* **Source records**
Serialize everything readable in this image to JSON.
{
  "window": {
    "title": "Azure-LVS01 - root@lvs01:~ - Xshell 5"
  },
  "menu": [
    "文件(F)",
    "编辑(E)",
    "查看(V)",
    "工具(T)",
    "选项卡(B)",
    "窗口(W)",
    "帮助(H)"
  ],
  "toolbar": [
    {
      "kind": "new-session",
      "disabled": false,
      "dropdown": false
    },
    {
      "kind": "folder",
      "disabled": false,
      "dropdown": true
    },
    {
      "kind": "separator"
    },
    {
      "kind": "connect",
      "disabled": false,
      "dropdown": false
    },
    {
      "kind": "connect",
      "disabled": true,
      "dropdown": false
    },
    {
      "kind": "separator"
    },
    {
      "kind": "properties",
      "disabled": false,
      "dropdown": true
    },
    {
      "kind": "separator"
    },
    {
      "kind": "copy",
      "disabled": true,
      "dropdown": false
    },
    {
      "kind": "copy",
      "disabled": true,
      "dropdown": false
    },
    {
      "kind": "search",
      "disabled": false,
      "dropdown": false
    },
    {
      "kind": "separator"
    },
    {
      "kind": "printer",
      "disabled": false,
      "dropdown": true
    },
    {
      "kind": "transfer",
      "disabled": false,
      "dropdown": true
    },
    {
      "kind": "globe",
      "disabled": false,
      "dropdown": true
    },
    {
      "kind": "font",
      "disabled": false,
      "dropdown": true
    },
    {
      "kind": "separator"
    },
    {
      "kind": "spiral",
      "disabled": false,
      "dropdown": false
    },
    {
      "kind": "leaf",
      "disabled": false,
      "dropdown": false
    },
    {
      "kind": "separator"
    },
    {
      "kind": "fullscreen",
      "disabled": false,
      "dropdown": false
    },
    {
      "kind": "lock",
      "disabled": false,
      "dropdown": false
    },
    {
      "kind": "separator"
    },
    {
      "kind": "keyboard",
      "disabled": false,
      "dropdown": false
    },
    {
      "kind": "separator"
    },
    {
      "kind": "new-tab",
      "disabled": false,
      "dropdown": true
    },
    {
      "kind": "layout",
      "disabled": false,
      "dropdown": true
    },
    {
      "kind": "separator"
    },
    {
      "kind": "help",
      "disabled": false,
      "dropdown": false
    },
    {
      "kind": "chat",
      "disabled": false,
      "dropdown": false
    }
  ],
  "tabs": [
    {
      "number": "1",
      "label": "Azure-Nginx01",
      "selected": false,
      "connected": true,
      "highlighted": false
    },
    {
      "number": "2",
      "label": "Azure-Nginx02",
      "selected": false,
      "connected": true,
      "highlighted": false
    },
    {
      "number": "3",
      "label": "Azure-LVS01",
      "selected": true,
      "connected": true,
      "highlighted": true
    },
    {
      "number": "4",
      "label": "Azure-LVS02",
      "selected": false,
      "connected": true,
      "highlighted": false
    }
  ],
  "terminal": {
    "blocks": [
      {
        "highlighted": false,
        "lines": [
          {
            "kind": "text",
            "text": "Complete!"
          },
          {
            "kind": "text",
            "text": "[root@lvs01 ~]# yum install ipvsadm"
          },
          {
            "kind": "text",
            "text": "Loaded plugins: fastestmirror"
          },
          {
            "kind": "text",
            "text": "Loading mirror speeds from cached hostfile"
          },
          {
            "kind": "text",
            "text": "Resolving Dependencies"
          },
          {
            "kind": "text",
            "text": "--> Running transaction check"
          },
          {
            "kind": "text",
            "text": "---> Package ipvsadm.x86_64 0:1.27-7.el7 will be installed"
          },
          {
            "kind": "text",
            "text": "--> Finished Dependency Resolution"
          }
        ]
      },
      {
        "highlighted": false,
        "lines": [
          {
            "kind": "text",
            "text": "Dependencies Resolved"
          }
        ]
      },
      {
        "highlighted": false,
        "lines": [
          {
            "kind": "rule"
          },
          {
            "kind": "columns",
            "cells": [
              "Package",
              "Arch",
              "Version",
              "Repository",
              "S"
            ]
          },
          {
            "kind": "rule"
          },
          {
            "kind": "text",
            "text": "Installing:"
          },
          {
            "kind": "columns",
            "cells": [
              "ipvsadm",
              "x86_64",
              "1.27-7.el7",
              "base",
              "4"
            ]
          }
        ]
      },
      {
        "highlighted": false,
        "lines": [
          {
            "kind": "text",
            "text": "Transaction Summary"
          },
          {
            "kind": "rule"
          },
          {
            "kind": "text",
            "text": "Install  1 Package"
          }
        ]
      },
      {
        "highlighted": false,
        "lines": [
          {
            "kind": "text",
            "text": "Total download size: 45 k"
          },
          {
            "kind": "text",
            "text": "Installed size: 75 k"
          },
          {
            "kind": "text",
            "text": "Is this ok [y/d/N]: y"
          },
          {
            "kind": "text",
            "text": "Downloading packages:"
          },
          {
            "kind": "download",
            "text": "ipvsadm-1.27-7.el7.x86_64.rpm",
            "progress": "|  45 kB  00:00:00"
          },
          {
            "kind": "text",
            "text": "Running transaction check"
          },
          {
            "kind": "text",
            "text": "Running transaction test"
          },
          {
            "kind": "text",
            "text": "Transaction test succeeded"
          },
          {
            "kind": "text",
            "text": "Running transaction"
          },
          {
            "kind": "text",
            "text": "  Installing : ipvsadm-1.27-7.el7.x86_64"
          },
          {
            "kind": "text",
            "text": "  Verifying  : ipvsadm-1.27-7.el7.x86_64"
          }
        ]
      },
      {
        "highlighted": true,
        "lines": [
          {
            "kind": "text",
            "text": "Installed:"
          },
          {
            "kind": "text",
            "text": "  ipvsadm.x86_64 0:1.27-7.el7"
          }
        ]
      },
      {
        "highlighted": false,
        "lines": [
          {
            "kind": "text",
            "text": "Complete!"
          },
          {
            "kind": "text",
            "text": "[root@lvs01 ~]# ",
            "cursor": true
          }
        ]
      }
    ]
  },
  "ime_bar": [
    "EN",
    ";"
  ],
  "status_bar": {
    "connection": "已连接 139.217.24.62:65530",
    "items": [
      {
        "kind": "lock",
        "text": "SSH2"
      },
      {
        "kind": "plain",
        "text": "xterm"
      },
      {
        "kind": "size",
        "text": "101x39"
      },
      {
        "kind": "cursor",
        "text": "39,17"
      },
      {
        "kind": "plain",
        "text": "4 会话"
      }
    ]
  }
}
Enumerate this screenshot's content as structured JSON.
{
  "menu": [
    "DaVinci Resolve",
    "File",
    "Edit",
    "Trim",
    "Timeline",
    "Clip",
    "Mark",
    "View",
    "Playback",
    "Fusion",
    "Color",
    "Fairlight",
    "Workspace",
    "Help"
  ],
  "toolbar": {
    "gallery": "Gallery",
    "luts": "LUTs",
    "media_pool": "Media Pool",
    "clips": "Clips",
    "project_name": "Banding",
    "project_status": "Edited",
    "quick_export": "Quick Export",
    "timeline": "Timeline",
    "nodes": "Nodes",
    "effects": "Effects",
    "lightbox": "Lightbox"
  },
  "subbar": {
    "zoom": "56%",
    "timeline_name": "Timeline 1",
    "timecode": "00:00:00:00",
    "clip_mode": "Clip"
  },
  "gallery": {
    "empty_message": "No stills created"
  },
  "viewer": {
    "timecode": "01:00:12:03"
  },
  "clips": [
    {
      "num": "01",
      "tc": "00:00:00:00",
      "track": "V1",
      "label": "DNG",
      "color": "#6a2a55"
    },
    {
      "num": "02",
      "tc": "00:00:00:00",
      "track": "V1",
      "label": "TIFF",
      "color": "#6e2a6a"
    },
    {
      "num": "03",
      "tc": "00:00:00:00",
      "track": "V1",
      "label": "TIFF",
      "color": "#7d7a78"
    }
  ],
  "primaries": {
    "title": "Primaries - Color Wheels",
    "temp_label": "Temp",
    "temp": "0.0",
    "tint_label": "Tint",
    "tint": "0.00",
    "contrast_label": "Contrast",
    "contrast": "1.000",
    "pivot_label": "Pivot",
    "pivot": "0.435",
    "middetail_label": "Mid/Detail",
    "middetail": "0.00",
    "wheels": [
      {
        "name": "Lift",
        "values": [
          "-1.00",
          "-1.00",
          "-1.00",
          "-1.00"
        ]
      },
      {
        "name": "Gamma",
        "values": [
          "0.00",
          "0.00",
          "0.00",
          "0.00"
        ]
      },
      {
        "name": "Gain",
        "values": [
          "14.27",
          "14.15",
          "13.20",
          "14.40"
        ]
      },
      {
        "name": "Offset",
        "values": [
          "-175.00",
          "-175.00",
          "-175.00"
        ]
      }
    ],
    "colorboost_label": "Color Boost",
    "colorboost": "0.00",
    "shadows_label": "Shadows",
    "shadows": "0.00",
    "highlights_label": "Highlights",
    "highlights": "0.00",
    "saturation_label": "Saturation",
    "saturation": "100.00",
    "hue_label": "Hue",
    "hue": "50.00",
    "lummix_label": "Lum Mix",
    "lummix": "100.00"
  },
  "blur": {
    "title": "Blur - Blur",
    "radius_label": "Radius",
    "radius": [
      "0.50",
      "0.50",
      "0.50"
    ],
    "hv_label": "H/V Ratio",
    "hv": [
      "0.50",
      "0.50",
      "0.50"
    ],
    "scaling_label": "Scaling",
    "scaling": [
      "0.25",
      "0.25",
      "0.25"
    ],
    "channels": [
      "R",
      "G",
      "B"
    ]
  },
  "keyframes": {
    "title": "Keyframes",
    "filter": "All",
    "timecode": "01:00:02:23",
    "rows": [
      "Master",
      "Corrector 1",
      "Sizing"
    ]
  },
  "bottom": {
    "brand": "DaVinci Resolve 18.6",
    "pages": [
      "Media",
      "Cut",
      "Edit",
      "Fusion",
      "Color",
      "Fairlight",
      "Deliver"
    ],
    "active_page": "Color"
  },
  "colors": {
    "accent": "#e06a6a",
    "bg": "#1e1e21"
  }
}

* **What to work on**
In the entries above, find each line with the word "timecode" and copy it.

* **Right answer**
    "timecode": "00:00:00:00",
    "timecode": "01:00:12:03"
    "timecode": "01:00:02:23",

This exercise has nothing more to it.